* Task *
Without the pictures, output the records below word for word.

* Task data *
# # # # # # #

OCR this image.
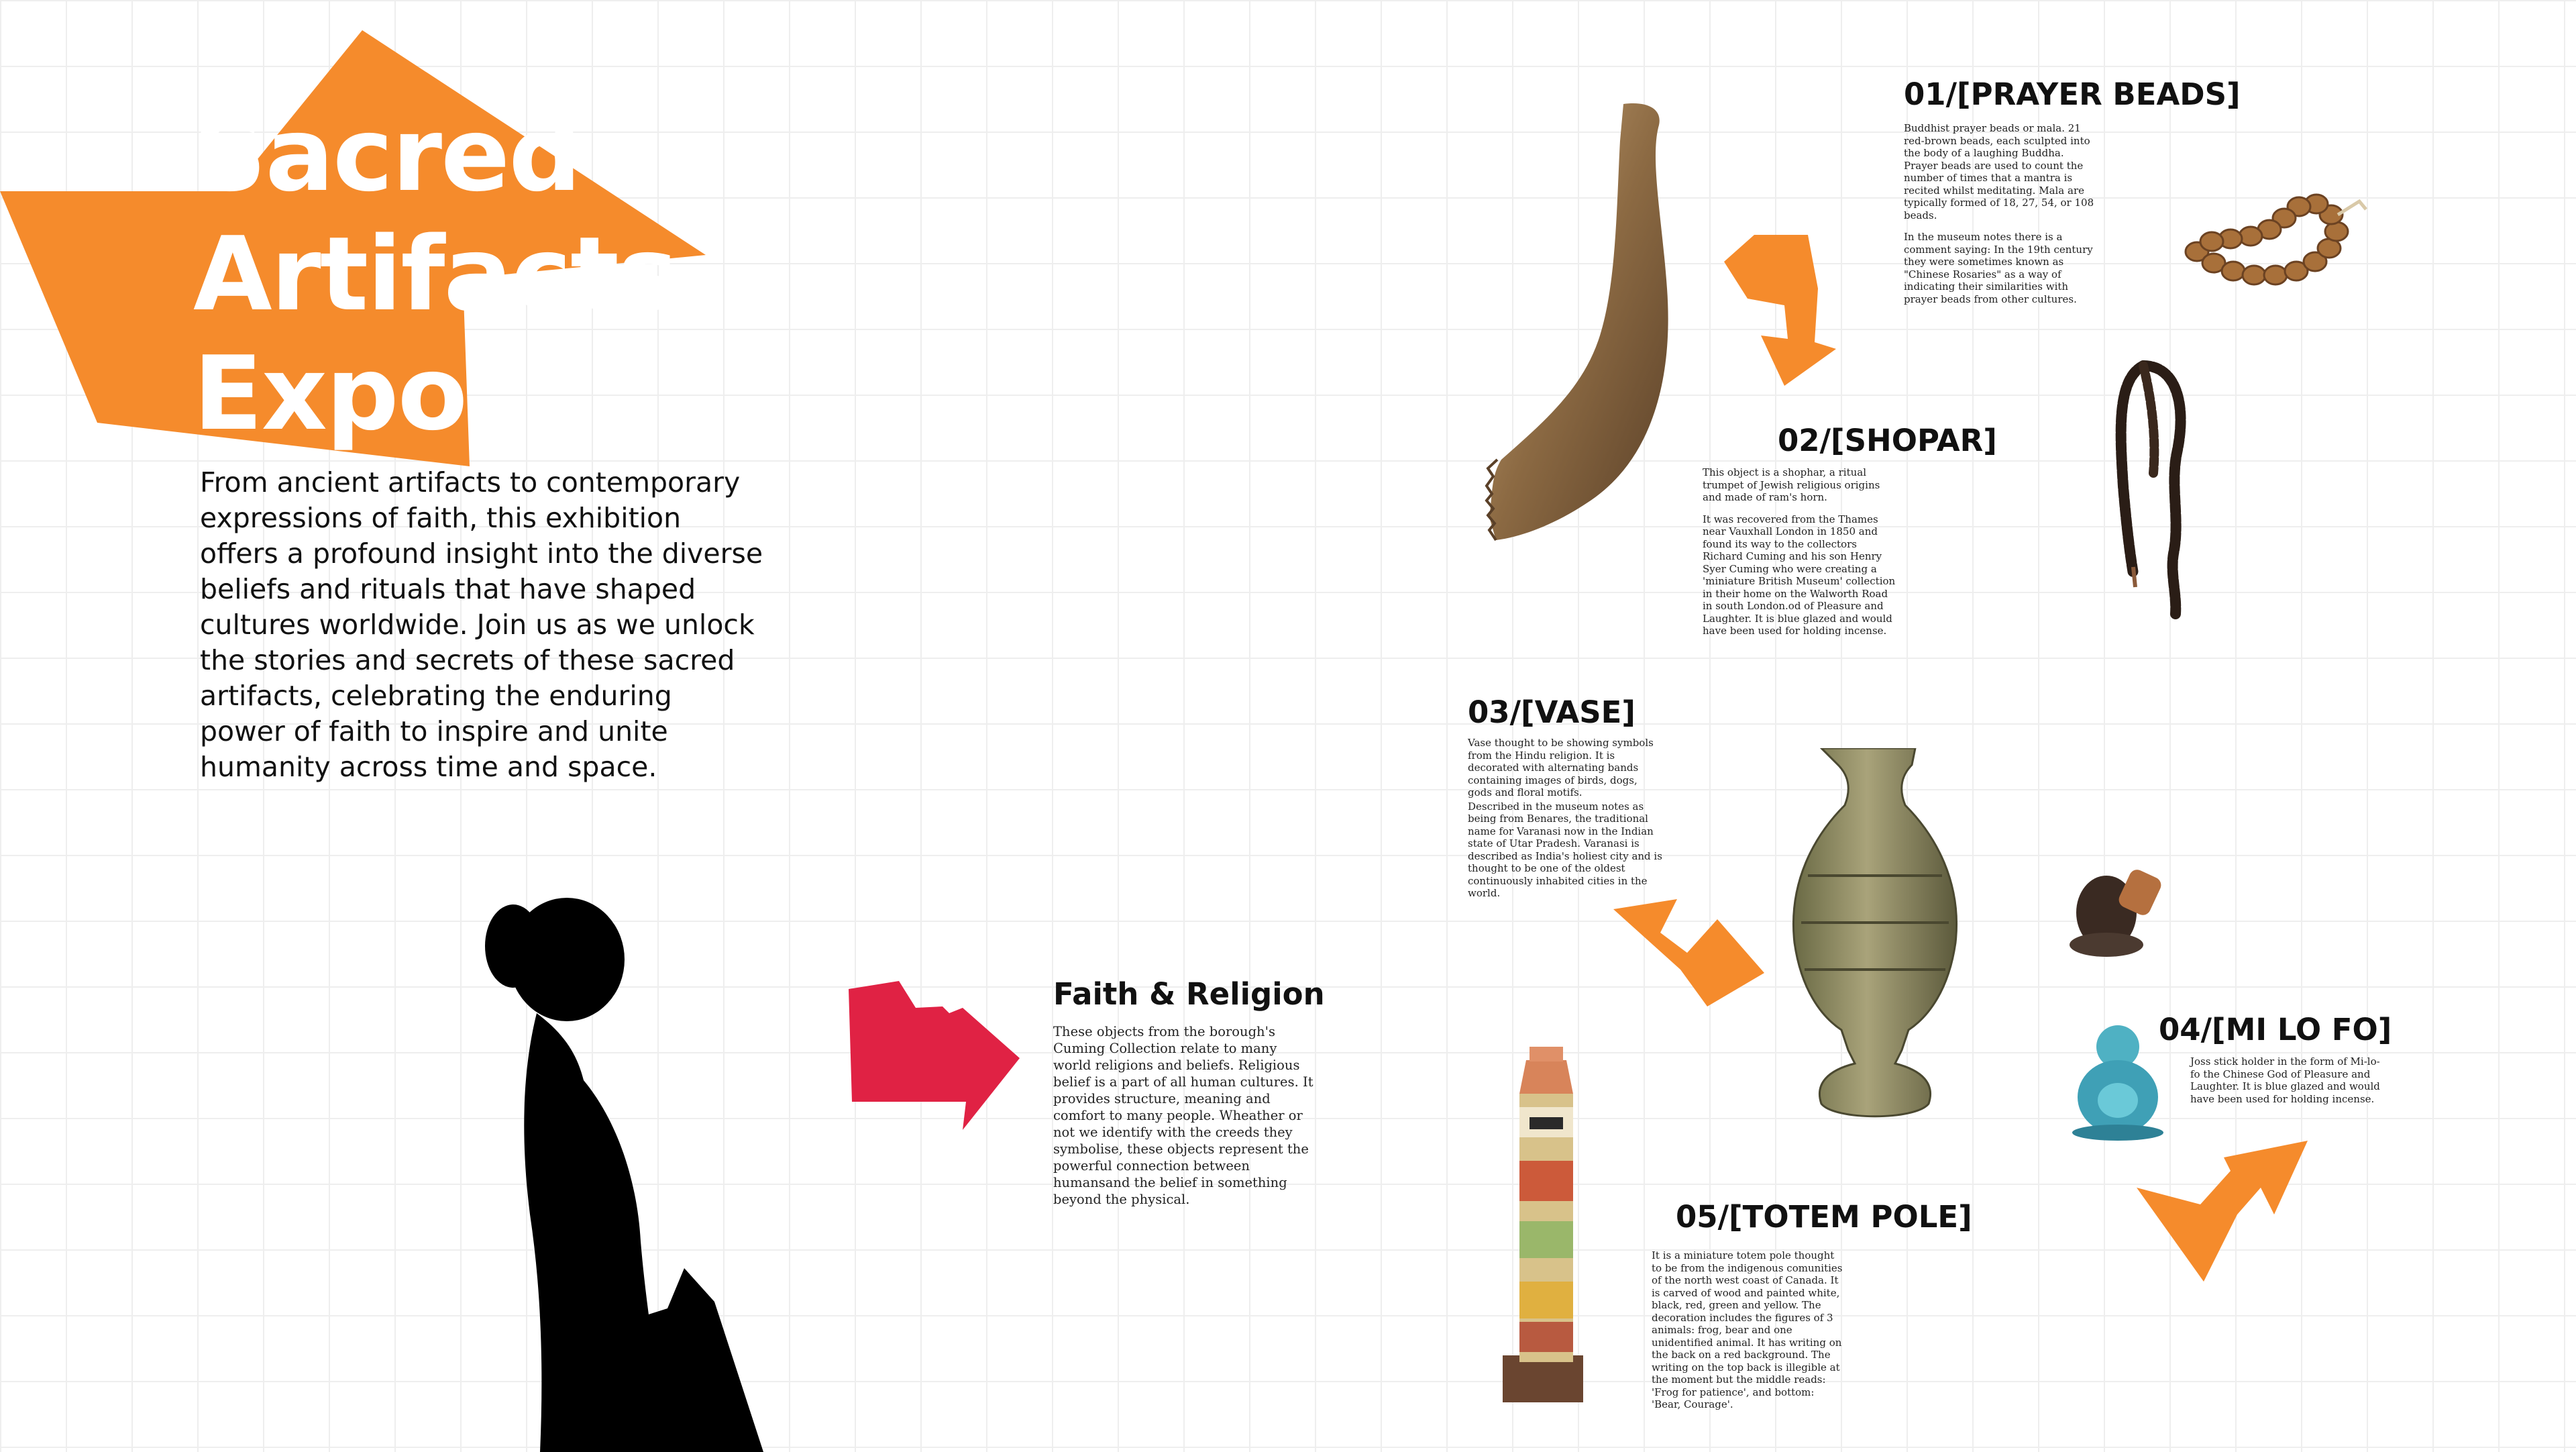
Sacred
Artifacts
Expo
From ancient artifacts to contemporary expressions of faith, this exhibition offers a profound insight into the diverse beliefs and rituals that have shaped cultures worldwide. Join us as we unlock the stories and secrets of these sacred artifacts, celebrating the enduring power of faith to inspire and unite humanity across time and space.
Faith & Religion
These objects from the borough's Cuming Collection relate to many world religions and beliefs. Religious belief is a part of all human cultures. It provides structure, meaning and comfort to many people. Wheather or not we identify with the creeds they symbolise, these objects represent the powerful connection between humansand the belief in something beyond the physical.
01/[PRAYER BEADS]

Buddhist prayer beads or mala. 21 red-brown beads, each sculpted into the body of a laughing Buddha. Prayer beads are used to count the number of times that a mantra is recited whilst meditating. Mala are typically formed of 18, 27, 54, or 108 beads.

In the museum notes there is a comment saying: In the 19th century they were sometimes known as "Chinese Rosaries" as a way of indicating their similarities with prayer beads from other cultures.

02/[SHOPAR]

This object is a shophar, a ritual trumpet of Jewish religious origins and made of ram's horn.

It was recovered from the Thames near Vauxhall London in 1850 and found its way to the collectors Richard Cuming and his son Henry Syer Cuming who were creating a 'miniature British Museum' collection in their home on the Walworth Road in south London.od of Pleasure and Laughter. It is blue glazed and would have been used for holding incense.

03/[VASE]

Vase thought to be showing symbols from the Hindu religion. It is decorated with alternating bands containing images of birds, dogs, gods and floral motifs.

Described in the museum notes as being from Benares, the traditional name for Varanasi now in the Indian state of Utar Pradesh. Varanasi is described as India's holiest city and is thought to be one of the oldest continuously inhabited cities in the world.

04/[MI LO FO]

Joss stick holder in the form of Mi-lo-fo the Chinese God of Pleasure and Laughter. It is blue glazed and would have been used for holding incense.

05/[TOTEM POLE]

It is a miniature totem pole thought to be from the indigenous comunities of the north west coast of Canada. It is carved of wood and painted white, black, red, green and yellow. The decoration includes the figures of 3 animals: frog, bear and one unidentified animal. It has writing on the back on a red background. The writing on the top back is illegible at the moment but the middle reads: 'Frog for patience', and bottom: 'Bear, Courage'.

# # # # # # #

* Expected answer *
OCR this image.
Sacred
Artifacts
Expo
From ancient artifacts to contemporary expressions of faith, this exhibition offers a profound insight into the diverse beliefs and rituals that have shaped cultures worldwide. Join us as we unlock the stories and secrets of these sacred artifacts, celebrating the enduring power of faith to inspire and unite humanity across time and space.
Faith & Religion
These objects from the borough's Cuming Collection relate to many world religions and beliefs. Religious belief is a part of all human cultures. It provides structure, meaning and comfort to many people. Wheather or not we identify with the creeds they symbolise, these objects represent the powerful connection between humansand the belief in something beyond the physical.
01/[PRAYER BEADS]

Buddhist prayer beads or mala. 21 red-brown beads, each sculpted into the body of a laughing Buddha. Prayer beads are used to count the number of times that a mantra is recited whilst meditating. Mala are typically formed of 18, 27, 54, or 108 beads.

In the museum notes there is a comment saying: In the 19th century they were sometimes known as "Chinese Rosaries" as a way of indicating their similarities with prayer beads from other cultures.

02/[SHOPAR]

This object is a shophar, a ritual trumpet of Jewish religious origins and made of ram's horn.

It was recovered from the Thames near Vauxhall London in 1850 and found its way to the collectors Richard Cuming and his son Henry Syer Cuming who were creating a 'miniature British Museum' collection in their home on the Walworth Road in south London.od of Pleasure and Laughter. It is blue glazed and would have been used for holding incense.

03/[VASE]

Vase thought to be showing symbols from the Hindu religion. It is decorated with alternating bands containing images of birds, dogs, gods and floral motifs.

Described in the museum notes as being from Benares, the traditional name for Varanasi now in the Indian state of Utar Pradesh. Varanasi is described as India's holiest city and is thought to be one of the oldest continuously inhabited cities in the world.

04/[MI LO FO]

Joss stick holder in the form of Mi-lo-fo the Chinese God of Pleasure and Laughter. It is blue glazed and would have been used for holding incense.

05/[TOTEM POLE]

It is a miniature totem pole thought to be from the indigenous comunities of the north west coast of Canada. It is carved of wood and painted white, black, red, green and yellow. The decoration includes the figures of 3 animals: frog, bear and one unidentified animal. It has writing on the back on a red background. The writing on the top back is illegible at the moment but the middle reads: 'Frog for patience', and bottom: 'Bear, Courage'.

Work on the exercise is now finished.